BEGIN

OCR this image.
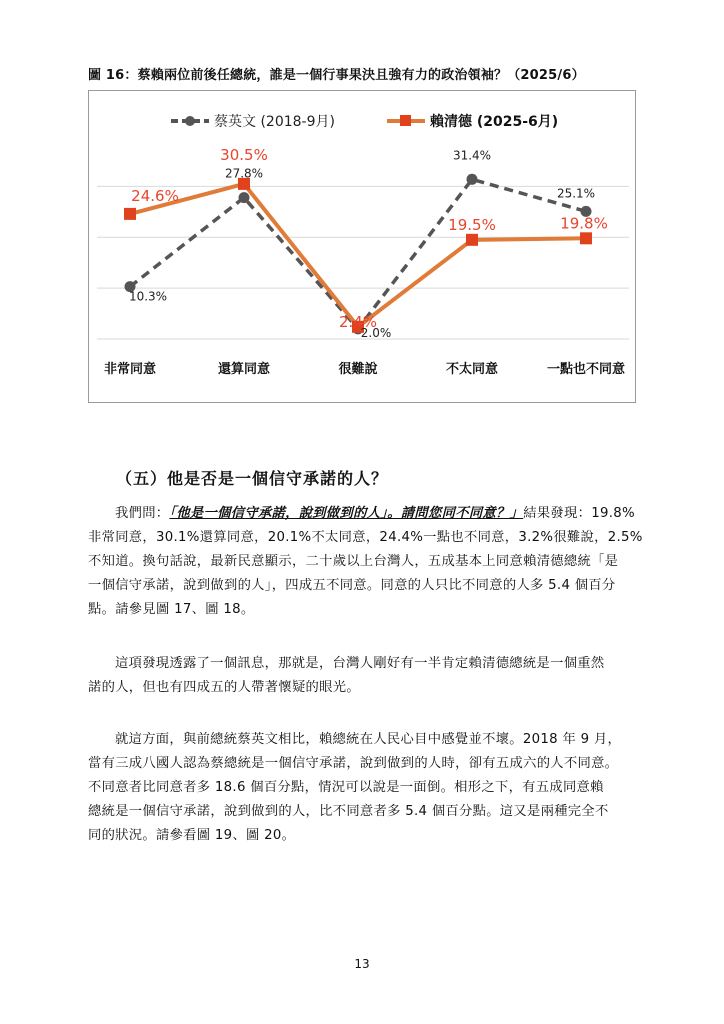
圖 16：蔡賴兩位前後任總統，誰是一個行事果決且強有力的政治領袖？（2025/6）
非常同意	還算同意	很難說	不太同意	一點也不同意
蔡英文 (2018-9月)	賴清德 (2025-6月)
10.3%
27.8%
2.0%
31.4%
25.1%
24.6%
30.5%
2.4%
19.5%	19.8%
（五）他是否是一個信守承諾的人？
我們問：「他是一個信守承諾，說到做到的人」。請問您同不同意？」結果發現：19.8%
非常同意，30.1%還算同意，20.1%不太同意，24.4%一點也不同意，3.2%很難說，2.5%
不知道。換句話說，最新民意顯示，二十歲以上台灣人，五成基本上同意賴清德總統「是
一個信守承諾，說到做到的人」，四成五不同意。同意的人只比不同意的人多 5.4 個百分
點。請參見圖 17、圖 18。
這項發現透露了一個訊息，那就是，台灣人剛好有一半肯定賴清德總統是一個重然
諾的人，但也有四成五的人帶著懷疑的眼光。
就這方面，與前總統蔡英文相比，賴總統在人民心目中感覺並不壞。2018 年 9 月，
當有三成八國人認為蔡總統是一個信守承諾，說到做到的人時，卻有五成六的人不同意。
不同意者比同意者多 18.6 個百分點，情況可以說是一面倒。相形之下，有五成同意賴
總統是一個信守承諾，說到做到的人，比不同意者多 5.4 個百分點。這又是兩種完全不
同的狀況。請參看圖 19、圖 20。
13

END

* EXERCISE PROMPT
Copy each line of the records that contains the word "還算同意".

* SOLUTION FOR THIS TASK
非常同意	還算同意	很難說	不太同意	一點也不同意
非常同意，30.1%還算同意，20.1%不太同意，24.4%一點也不同意，3.2%很難說，2.5%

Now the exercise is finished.